--- START INFORMATION PROVIDED ---

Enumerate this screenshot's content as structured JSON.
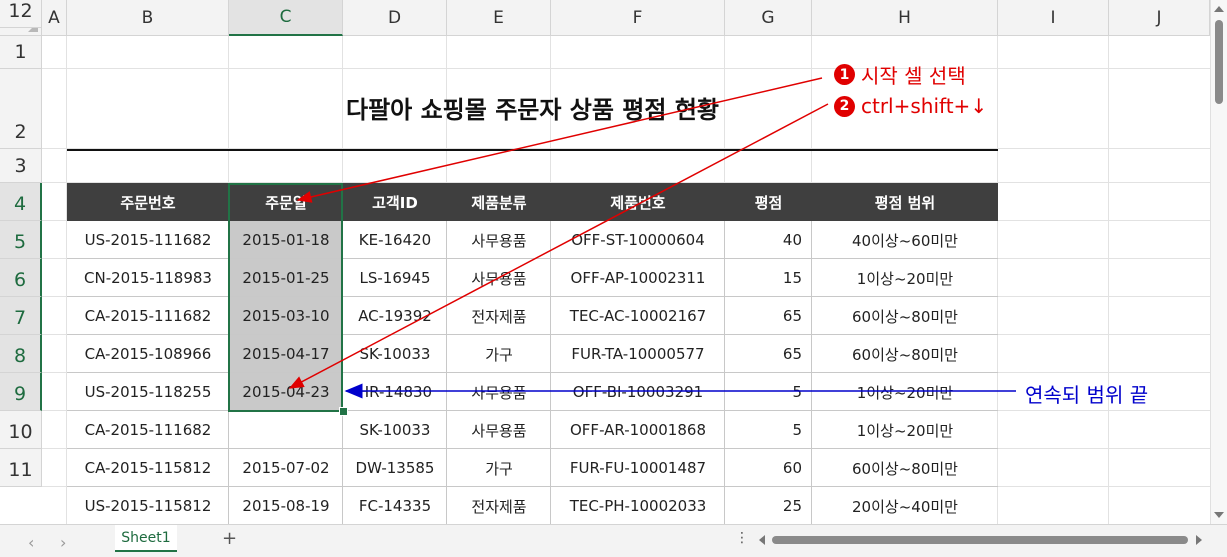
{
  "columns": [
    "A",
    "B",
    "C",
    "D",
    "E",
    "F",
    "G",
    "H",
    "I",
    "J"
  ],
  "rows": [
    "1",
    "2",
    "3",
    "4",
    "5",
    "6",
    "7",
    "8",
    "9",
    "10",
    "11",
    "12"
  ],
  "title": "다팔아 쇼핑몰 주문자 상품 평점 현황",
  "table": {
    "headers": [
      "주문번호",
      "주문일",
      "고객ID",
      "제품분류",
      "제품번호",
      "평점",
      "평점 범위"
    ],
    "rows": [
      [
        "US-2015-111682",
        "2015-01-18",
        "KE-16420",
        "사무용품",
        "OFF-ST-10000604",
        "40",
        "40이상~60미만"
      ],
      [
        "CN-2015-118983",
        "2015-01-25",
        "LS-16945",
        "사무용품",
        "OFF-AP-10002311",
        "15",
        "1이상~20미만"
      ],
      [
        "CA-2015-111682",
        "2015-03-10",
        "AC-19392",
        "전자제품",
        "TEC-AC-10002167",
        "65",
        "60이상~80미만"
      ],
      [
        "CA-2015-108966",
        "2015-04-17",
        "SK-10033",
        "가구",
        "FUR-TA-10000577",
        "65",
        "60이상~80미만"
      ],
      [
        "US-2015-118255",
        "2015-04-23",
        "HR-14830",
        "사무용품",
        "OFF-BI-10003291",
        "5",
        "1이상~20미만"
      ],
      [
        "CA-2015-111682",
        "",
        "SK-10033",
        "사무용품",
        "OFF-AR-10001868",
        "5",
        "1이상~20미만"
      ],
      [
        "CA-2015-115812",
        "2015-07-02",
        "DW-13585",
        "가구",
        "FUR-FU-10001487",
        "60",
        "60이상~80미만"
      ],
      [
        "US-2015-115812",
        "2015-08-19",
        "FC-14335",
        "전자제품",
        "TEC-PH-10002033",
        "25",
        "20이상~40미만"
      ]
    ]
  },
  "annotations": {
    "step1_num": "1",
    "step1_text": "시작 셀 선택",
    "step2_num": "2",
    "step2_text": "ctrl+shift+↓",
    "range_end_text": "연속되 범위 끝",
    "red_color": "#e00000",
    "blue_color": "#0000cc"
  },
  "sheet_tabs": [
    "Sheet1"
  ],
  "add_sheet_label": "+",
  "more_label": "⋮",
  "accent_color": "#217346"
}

--- END INFORMATION PROVIDED ---

Quote all the lines above exactly as given. Do not include the pictures.

Enumerate this screenshot's content as structured JSON.
{
  "columns": [
    "A",
    "B",
    "C",
    "D",
    "E",
    "F",
    "G",
    "H",
    "I",
    "J"
  ],
  "rows": [
    "1",
    "2",
    "3",
    "4",
    "5",
    "6",
    "7",
    "8",
    "9",
    "10",
    "11",
    "12"
  ],
  "title": "다팔아 쇼핑몰 주문자 상품 평점 현황",
  "table": {
    "headers": [
      "주문번호",
      "주문일",
      "고객ID",
      "제품분류",
      "제품번호",
      "평점",
      "평점 범위"
    ],
    "rows": [
      [
        "US-2015-111682",
        "2015-01-18",
        "KE-16420",
        "사무용품",
        "OFF-ST-10000604",
        "40",
        "40이상~60미만"
      ],
      [
        "CN-2015-118983",
        "2015-01-25",
        "LS-16945",
        "사무용품",
        "OFF-AP-10002311",
        "15",
        "1이상~20미만"
      ],
      [
        "CA-2015-111682",
        "2015-03-10",
        "AC-19392",
        "전자제품",
        "TEC-AC-10002167",
        "65",
        "60이상~80미만"
      ],
      [
        "CA-2015-108966",
        "2015-04-17",
        "SK-10033",
        "가구",
        "FUR-TA-10000577",
        "65",
        "60이상~80미만"
      ],
      [
        "US-2015-118255",
        "2015-04-23",
        "HR-14830",
        "사무용품",
        "OFF-BI-10003291",
        "5",
        "1이상~20미만"
      ],
      [
        "CA-2015-111682",
        "",
        "SK-10033",
        "사무용품",
        "OFF-AR-10001868",
        "5",
        "1이상~20미만"
      ],
      [
        "CA-2015-115812",
        "2015-07-02",
        "DW-13585",
        "가구",
        "FUR-FU-10001487",
        "60",
        "60이상~80미만"
      ],
      [
        "US-2015-115812",
        "2015-08-19",
        "FC-14335",
        "전자제품",
        "TEC-PH-10002033",
        "25",
        "20이상~40미만"
      ]
    ]
  },
  "annotations": {
    "step1_num": "1",
    "step1_text": "시작 셀 선택",
    "step2_num": "2",
    "step2_text": "ctrl+shift+↓",
    "range_end_text": "연속되 범위 끝",
    "red_color": "#e00000",
    "blue_color": "#0000cc"
  },
  "sheet_tabs": [
    "Sheet1"
  ],
  "add_sheet_label": "+",
  "more_label": "⋮",
  "accent_color": "#217346"
}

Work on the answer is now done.